--- TASK TO CARRY OUT ---
Without the images, write out all of the following entries exactly.

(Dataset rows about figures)
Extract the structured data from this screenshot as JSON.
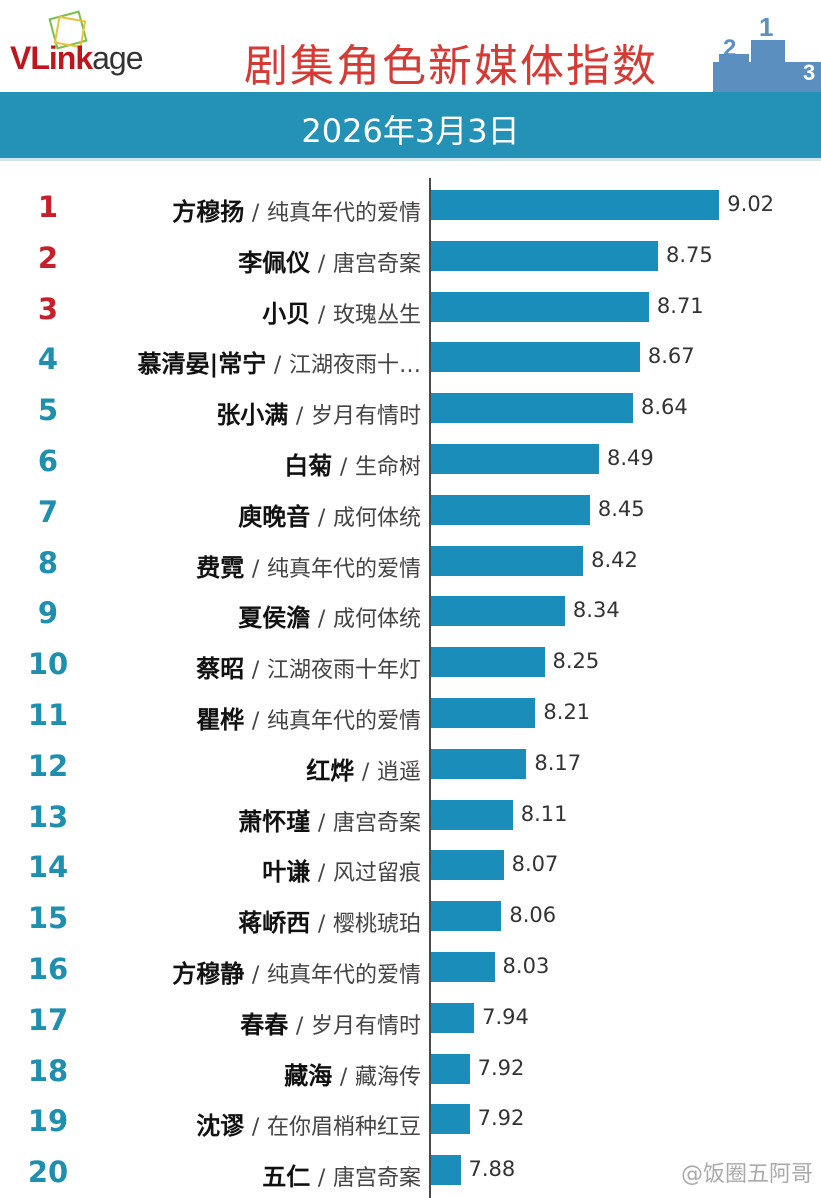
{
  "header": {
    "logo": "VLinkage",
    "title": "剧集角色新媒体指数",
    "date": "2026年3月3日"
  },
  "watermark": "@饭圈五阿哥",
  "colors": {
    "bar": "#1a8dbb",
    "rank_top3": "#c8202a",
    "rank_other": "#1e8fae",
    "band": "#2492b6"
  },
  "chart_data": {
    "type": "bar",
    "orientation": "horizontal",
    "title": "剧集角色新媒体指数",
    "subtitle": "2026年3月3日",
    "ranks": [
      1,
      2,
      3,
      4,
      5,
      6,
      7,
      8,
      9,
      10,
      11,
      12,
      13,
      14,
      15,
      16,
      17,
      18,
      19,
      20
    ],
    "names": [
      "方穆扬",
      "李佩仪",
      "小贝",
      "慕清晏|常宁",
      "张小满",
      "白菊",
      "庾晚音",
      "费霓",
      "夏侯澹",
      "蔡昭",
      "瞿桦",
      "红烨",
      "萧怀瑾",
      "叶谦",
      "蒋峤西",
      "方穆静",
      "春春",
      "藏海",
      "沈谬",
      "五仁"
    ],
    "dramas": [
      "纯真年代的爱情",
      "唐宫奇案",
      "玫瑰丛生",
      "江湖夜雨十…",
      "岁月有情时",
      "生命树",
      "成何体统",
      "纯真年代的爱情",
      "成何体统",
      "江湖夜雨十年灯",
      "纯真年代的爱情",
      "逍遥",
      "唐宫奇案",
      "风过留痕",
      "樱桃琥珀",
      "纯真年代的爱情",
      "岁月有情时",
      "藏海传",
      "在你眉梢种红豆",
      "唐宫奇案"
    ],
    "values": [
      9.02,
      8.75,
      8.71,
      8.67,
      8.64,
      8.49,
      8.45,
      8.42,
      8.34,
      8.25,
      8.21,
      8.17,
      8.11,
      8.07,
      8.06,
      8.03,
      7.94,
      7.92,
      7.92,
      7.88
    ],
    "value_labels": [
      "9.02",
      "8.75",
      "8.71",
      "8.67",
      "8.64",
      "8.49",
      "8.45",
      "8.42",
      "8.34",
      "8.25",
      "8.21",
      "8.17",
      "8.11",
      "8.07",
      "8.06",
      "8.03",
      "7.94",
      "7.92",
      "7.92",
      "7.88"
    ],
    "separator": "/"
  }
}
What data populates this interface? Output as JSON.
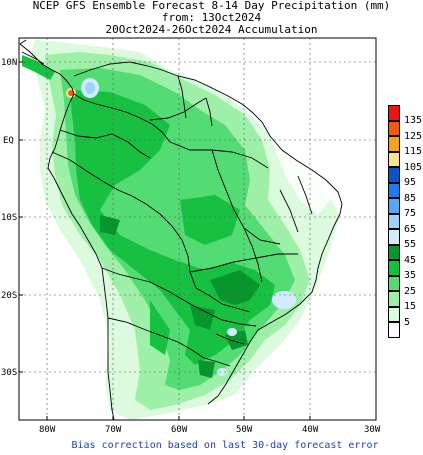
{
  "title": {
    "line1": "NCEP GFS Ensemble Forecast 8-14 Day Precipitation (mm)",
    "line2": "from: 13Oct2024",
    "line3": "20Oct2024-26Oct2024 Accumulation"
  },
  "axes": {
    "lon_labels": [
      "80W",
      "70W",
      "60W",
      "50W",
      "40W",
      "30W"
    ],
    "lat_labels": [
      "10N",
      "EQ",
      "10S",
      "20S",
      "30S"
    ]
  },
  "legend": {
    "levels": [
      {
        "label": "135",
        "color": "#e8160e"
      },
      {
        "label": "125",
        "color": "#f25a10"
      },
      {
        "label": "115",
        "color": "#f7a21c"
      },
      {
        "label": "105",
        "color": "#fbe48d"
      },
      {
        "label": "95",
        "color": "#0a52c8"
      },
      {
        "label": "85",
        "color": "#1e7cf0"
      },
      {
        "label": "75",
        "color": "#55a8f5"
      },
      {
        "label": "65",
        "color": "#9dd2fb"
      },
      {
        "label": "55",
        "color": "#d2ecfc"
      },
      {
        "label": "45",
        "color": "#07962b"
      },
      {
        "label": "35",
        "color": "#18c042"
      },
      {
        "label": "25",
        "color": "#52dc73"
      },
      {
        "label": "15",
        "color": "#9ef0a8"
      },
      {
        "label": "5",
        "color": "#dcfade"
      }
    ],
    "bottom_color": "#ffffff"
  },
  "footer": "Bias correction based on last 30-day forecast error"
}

--- RESPONSE TO THIS TASK ---
Extract the structured data from this screenshot as JSON.
{
  "header": {
    "logo": "VLinkage",
    "title": "剧集角色新媒体指数",
    "date": "2026年3月3日"
  },
  "watermark": "@饭圈五阿哥",
  "colors": {
    "bar": "#1a8dbb",
    "rank_top3": "#c8202a",
    "rank_other": "#1e8fae",
    "band": "#2492b6"
  },
  "chart_data": {
    "type": "bar",
    "orientation": "horizontal",
    "title": "剧集角色新媒体指数",
    "subtitle": "2026年3月3日",
    "ranks": [
      1,
      2,
      3,
      4,
      5,
      6,
      7,
      8,
      9,
      10,
      11,
      12,
      13,
      14,
      15,
      16,
      17,
      18,
      19,
      20
    ],
    "names": [
      "方穆扬",
      "李佩仪",
      "小贝",
      "慕清晏|常宁",
      "张小满",
      "白菊",
      "庾晚音",
      "费霓",
      "夏侯澹",
      "蔡昭",
      "瞿桦",
      "红烨",
      "萧怀瑾",
      "叶谦",
      "蒋峤西",
      "方穆静",
      "春春",
      "藏海",
      "沈谬",
      "五仁"
    ],
    "dramas": [
      "纯真年代的爱情",
      "唐宫奇案",
      "玫瑰丛生",
      "江湖夜雨十…",
      "岁月有情时",
      "生命树",
      "成何体统",
      "纯真年代的爱情",
      "成何体统",
      "江湖夜雨十年灯",
      "纯真年代的爱情",
      "逍遥",
      "唐宫奇案",
      "风过留痕",
      "樱桃琥珀",
      "纯真年代的爱情",
      "岁月有情时",
      "藏海传",
      "在你眉梢种红豆",
      "唐宫奇案"
    ],
    "values": [
      9.02,
      8.75,
      8.71,
      8.67,
      8.64,
      8.49,
      8.45,
      8.42,
      8.34,
      8.25,
      8.21,
      8.17,
      8.11,
      8.07,
      8.06,
      8.03,
      7.94,
      7.92,
      7.92,
      7.88
    ],
    "value_labels": [
      "9.02",
      "8.75",
      "8.71",
      "8.67",
      "8.64",
      "8.49",
      "8.45",
      "8.42",
      "8.34",
      "8.25",
      "8.21",
      "8.17",
      "8.11",
      "8.07",
      "8.06",
      "8.03",
      "7.94",
      "7.92",
      "7.92",
      "7.88"
    ],
    "separator": "/"
  }
}
What data populates this interface? Output as JSON.
{
  "title": {
    "line1": "NCEP GFS Ensemble Forecast 8-14 Day Precipitation (mm)",
    "line2": "from: 13Oct2024",
    "line3": "20Oct2024-26Oct2024 Accumulation"
  },
  "axes": {
    "lon_labels": [
      "80W",
      "70W",
      "60W",
      "50W",
      "40W",
      "30W"
    ],
    "lat_labels": [
      "10N",
      "EQ",
      "10S",
      "20S",
      "30S"
    ]
  },
  "legend": {
    "levels": [
      {
        "label": "135",
        "color": "#e8160e"
      },
      {
        "label": "125",
        "color": "#f25a10"
      },
      {
        "label": "115",
        "color": "#f7a21c"
      },
      {
        "label": "105",
        "color": "#fbe48d"
      },
      {
        "label": "95",
        "color": "#0a52c8"
      },
      {
        "label": "85",
        "color": "#1e7cf0"
      },
      {
        "label": "75",
        "color": "#55a8f5"
      },
      {
        "label": "65",
        "color": "#9dd2fb"
      },
      {
        "label": "55",
        "color": "#d2ecfc"
      },
      {
        "label": "45",
        "color": "#07962b"
      },
      {
        "label": "35",
        "color": "#18c042"
      },
      {
        "label": "25",
        "color": "#52dc73"
      },
      {
        "label": "15",
        "color": "#9ef0a8"
      },
      {
        "label": "5",
        "color": "#dcfade"
      }
    ],
    "bottom_color": "#ffffff"
  },
  "footer": "Bias correction based on last 30-day forecast error"
}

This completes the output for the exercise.